Recast the material below as a numbered list, starting at its first line and ending at the line that contains "svg-text:This data is: This". Include both of those lines, leave out any blank lines, and list nothing past that point.

■ **Supplied data**:
start
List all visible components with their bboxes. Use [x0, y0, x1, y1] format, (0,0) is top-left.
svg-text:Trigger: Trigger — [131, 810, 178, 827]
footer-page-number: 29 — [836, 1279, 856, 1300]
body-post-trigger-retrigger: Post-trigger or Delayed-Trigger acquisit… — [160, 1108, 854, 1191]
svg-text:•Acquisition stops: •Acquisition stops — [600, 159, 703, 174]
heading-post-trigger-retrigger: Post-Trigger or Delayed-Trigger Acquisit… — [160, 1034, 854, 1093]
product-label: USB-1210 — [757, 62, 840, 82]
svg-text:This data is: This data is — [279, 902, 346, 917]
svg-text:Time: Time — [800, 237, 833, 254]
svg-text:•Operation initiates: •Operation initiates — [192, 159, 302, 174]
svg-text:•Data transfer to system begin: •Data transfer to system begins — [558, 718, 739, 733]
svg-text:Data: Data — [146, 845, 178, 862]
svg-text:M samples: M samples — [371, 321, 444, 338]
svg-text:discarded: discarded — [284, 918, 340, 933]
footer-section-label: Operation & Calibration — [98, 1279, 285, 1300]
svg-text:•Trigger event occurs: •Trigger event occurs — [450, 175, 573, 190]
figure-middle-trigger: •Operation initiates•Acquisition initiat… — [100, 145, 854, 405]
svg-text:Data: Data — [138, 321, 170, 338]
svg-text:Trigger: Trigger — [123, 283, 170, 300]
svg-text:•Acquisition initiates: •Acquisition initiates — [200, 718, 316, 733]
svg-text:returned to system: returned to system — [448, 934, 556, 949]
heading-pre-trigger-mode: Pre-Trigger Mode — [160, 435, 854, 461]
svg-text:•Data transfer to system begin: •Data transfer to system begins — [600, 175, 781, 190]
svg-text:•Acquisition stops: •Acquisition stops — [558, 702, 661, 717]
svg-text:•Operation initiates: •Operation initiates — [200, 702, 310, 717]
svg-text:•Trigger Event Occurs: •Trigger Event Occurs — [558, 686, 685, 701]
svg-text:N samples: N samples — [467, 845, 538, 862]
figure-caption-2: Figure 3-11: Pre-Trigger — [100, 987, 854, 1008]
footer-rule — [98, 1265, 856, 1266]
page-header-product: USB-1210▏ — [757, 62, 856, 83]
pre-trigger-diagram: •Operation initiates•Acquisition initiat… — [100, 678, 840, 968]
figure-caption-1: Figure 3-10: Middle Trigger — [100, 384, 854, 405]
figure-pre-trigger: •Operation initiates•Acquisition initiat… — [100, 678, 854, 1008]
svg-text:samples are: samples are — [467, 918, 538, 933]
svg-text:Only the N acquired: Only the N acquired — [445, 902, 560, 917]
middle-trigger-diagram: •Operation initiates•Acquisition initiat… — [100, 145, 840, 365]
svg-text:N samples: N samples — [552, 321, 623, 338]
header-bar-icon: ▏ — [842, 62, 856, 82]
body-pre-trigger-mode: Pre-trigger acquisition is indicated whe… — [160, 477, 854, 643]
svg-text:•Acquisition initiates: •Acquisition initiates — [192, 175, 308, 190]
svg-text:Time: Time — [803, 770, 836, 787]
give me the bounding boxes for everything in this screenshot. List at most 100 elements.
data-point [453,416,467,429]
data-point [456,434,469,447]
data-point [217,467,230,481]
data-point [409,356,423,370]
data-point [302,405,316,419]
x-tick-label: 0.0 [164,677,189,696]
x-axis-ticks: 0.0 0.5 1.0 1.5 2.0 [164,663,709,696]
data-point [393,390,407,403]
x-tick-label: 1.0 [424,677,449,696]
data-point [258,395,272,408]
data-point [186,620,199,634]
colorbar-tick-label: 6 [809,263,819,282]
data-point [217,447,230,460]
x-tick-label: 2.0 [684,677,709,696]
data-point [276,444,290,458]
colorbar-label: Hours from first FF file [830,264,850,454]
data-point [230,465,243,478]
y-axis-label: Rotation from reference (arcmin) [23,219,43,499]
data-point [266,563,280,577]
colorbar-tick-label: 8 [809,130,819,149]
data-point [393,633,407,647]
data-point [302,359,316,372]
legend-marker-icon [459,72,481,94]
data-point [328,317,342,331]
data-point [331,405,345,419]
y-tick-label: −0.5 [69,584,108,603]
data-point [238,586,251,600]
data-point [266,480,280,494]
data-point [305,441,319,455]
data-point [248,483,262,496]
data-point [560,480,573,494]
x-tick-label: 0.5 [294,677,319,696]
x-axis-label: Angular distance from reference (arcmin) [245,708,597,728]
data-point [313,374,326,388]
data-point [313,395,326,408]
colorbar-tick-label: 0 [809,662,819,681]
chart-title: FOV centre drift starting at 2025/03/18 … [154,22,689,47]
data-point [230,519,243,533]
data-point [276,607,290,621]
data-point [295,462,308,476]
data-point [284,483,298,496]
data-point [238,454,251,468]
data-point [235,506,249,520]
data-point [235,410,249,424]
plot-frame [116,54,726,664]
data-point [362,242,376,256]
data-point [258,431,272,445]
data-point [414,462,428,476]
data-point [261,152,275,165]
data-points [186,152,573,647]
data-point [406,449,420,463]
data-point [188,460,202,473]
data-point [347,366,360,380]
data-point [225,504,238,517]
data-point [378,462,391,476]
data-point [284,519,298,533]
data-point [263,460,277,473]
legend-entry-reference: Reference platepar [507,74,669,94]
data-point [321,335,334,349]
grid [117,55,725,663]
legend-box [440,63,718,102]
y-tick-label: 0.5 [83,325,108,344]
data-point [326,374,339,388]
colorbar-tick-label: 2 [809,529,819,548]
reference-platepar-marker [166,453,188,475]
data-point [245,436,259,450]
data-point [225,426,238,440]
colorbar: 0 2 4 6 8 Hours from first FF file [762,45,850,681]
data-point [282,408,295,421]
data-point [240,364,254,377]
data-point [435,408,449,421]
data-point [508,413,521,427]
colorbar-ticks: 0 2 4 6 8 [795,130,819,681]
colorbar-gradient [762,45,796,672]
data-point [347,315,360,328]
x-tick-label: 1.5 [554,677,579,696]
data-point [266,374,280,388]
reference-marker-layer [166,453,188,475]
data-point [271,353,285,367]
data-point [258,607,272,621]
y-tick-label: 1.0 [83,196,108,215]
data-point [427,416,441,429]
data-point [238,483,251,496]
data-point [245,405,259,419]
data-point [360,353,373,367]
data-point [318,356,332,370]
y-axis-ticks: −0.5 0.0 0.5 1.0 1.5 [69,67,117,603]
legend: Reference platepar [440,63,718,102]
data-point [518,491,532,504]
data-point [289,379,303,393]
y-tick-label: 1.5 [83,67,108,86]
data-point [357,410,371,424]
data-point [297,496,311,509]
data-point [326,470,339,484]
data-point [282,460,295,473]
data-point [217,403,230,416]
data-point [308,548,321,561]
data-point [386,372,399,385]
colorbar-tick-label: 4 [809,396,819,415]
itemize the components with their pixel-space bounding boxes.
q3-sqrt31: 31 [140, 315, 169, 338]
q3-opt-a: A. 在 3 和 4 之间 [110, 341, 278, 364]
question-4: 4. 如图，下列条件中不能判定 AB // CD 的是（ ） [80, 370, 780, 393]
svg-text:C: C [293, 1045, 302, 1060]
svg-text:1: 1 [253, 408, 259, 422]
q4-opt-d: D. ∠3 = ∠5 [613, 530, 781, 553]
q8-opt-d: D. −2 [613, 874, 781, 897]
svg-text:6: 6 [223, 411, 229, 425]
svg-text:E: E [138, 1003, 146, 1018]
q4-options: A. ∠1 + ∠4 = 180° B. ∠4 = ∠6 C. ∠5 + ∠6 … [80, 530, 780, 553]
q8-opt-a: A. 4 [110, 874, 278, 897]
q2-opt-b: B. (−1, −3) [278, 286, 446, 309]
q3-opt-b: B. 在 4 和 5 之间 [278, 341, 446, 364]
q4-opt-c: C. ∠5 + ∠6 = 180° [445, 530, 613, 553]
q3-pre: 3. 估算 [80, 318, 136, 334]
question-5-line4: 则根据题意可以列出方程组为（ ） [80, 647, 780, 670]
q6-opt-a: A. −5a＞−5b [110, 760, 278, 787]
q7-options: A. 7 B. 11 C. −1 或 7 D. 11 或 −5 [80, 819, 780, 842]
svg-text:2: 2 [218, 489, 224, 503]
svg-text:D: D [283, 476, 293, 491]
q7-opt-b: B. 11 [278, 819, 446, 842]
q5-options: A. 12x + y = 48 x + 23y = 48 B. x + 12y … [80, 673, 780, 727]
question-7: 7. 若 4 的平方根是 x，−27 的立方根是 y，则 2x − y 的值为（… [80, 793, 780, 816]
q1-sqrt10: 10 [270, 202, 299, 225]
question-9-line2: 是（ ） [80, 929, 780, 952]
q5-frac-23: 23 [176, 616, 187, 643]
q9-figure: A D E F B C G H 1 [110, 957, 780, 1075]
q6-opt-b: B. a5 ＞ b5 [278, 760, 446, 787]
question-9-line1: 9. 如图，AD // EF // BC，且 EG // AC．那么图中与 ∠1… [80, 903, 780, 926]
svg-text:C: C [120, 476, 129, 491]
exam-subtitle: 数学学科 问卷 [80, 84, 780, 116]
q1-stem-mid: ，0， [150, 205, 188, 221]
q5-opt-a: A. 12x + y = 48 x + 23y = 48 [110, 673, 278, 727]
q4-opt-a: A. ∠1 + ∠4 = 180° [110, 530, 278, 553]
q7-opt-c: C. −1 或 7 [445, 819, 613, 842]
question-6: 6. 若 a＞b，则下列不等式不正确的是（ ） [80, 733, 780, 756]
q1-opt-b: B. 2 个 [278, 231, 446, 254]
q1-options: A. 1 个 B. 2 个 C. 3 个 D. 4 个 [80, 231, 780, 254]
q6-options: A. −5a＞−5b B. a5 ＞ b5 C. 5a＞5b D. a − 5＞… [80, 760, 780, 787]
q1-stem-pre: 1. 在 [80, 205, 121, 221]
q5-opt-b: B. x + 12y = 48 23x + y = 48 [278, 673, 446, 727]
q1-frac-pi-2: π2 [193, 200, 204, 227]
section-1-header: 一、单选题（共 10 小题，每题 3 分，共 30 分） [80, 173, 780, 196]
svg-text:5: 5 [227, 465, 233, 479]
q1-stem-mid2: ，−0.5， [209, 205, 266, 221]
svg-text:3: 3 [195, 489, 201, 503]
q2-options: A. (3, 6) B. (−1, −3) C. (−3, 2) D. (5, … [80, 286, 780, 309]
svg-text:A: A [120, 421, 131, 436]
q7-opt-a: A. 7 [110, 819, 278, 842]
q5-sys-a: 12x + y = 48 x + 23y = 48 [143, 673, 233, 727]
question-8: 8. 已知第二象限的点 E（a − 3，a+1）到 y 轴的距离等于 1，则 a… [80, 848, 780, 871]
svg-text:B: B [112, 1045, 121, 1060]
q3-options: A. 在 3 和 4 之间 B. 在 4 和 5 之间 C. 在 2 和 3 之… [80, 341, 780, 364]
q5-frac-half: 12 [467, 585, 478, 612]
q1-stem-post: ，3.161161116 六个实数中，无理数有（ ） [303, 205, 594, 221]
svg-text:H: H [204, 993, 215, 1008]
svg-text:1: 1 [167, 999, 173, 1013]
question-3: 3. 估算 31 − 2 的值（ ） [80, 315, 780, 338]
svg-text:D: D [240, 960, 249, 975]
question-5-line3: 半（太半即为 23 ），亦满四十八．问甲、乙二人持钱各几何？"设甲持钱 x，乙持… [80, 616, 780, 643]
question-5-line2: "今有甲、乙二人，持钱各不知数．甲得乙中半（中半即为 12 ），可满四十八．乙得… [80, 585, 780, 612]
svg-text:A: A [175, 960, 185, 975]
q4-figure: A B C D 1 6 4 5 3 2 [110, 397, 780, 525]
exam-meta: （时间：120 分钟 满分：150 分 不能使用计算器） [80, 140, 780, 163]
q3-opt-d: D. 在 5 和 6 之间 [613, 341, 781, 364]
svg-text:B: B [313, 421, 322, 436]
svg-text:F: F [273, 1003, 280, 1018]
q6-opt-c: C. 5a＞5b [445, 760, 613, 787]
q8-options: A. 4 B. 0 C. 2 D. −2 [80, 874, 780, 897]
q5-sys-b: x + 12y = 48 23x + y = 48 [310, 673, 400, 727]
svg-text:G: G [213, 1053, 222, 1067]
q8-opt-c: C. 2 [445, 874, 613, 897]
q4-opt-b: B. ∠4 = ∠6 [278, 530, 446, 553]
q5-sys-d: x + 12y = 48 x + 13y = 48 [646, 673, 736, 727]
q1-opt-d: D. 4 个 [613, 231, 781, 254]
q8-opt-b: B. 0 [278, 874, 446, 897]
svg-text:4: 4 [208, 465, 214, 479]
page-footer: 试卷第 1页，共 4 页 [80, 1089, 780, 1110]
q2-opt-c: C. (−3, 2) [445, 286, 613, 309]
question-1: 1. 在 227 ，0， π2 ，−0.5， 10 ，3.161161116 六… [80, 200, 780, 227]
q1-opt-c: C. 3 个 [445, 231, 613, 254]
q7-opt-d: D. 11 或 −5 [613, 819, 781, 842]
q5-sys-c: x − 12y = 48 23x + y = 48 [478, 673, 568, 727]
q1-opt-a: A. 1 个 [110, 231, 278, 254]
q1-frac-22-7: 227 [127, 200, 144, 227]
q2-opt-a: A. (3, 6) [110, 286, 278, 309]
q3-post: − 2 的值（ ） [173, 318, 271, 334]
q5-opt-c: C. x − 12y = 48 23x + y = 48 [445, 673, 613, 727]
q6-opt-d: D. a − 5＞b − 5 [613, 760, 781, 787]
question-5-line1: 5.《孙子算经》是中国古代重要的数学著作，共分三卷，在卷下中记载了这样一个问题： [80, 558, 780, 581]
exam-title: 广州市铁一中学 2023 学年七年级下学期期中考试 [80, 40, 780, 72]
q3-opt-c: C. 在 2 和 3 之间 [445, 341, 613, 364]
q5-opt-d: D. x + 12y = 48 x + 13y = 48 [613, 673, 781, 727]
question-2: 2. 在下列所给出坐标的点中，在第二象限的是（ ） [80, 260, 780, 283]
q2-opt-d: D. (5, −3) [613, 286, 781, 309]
end
■ **Reply to the exercise**:
1. List all visible components with their bboxes. Use [x0, y0, x1, y1] format, (0,0) is top-left.
2. svg-text:Trigger: Trigger — [131, 810, 178, 827]
3. footer-page-number: 29 — [836, 1279, 856, 1300]
4. body-post-trigger-retrigger: Post-trigger or Delayed-Trigger acquisit… — [160, 1108, 854, 1191]
5. svg-text:•Acquisition stops: •Acquisition stops — [600, 159, 703, 174]
6. heading-post-trigger-retrigger: Post-Trigger or Delayed-Trigger Acquisit… — [160, 1034, 854, 1093]
7. product-label: USB-1210 — [757, 62, 840, 82]
8. svg-text:This data is: This data is — [279, 902, 346, 917]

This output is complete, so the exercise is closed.